>> start

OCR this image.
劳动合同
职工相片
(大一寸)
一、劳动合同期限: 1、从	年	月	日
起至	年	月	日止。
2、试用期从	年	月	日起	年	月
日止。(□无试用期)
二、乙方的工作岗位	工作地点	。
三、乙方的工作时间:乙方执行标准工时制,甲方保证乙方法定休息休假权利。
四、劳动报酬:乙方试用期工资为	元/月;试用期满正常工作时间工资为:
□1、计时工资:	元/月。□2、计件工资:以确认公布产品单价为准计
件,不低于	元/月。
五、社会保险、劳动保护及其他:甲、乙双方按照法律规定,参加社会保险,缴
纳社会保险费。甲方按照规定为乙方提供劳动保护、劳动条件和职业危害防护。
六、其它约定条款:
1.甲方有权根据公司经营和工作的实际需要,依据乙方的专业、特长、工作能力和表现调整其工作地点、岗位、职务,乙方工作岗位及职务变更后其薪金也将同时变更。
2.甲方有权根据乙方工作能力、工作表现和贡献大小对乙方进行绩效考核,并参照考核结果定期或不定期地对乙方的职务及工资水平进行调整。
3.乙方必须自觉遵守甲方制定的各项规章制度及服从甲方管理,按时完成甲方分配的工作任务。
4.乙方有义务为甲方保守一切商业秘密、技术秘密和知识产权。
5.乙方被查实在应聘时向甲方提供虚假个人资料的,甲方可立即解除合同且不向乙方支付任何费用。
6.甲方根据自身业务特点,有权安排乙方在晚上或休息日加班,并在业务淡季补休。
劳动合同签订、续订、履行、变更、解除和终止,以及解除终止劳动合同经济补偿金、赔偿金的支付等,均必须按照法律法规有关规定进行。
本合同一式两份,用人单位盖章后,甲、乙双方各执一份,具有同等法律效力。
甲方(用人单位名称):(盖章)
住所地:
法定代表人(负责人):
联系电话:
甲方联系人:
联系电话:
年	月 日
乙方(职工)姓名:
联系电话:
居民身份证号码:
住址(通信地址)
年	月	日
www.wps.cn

>> end

> **Requirement**
Extract the complete listing verbatim.

> **Solution to the exercise**
OCR this image.
劳动合同
职工相片
(大一寸)
一、劳动合同期限: 1、从	年	月	日
起至	年	月	日止。
2、试用期从	年	月	日起	年	月
日止。(□无试用期)
二、乙方的工作岗位	工作地点	。
三、乙方的工作时间:乙方执行标准工时制,甲方保证乙方法定休息休假权利。
四、劳动报酬:乙方试用期工资为	元/月;试用期满正常工作时间工资为:
□1、计时工资:	元/月。□2、计件工资:以确认公布产品单价为准计
件,不低于	元/月。
五、社会保险、劳动保护及其他:甲、乙双方按照法律规定,参加社会保险,缴
纳社会保险费。甲方按照规定为乙方提供劳动保护、劳动条件和职业危害防护。
六、其它约定条款:
1.甲方有权根据公司经营和工作的实际需要,依据乙方的专业、特长、工作能力和表现调整其工作地点、岗位、职务,乙方工作岗位及职务变更后其薪金也将同时变更。
2.甲方有权根据乙方工作能力、工作表现和贡献大小对乙方进行绩效考核,并参照考核结果定期或不定期地对乙方的职务及工资水平进行调整。
3.乙方必须自觉遵守甲方制定的各项规章制度及服从甲方管理,按时完成甲方分配的工作任务。
4.乙方有义务为甲方保守一切商业秘密、技术秘密和知识产权。
5.乙方被查实在应聘时向甲方提供虚假个人资料的,甲方可立即解除合同且不向乙方支付任何费用。
6.甲方根据自身业务特点,有权安排乙方在晚上或休息日加班,并在业务淡季补休。
劳动合同签订、续订、履行、变更、解除和终止,以及解除终止劳动合同经济补偿金、赔偿金的支付等,均必须按照法律法规有关规定进行。
本合同一式两份,用人单位盖章后,甲、乙双方各执一份,具有同等法律效力。
甲方(用人单位名称):(盖章)
住所地:
法定代表人(负责人):
联系电话:
甲方联系人:
联系电话:
年	月 日
乙方(职工)姓名:
联系电话:
居民身份证号码:
住址(通信地址)
年	月	日
www.wps.cn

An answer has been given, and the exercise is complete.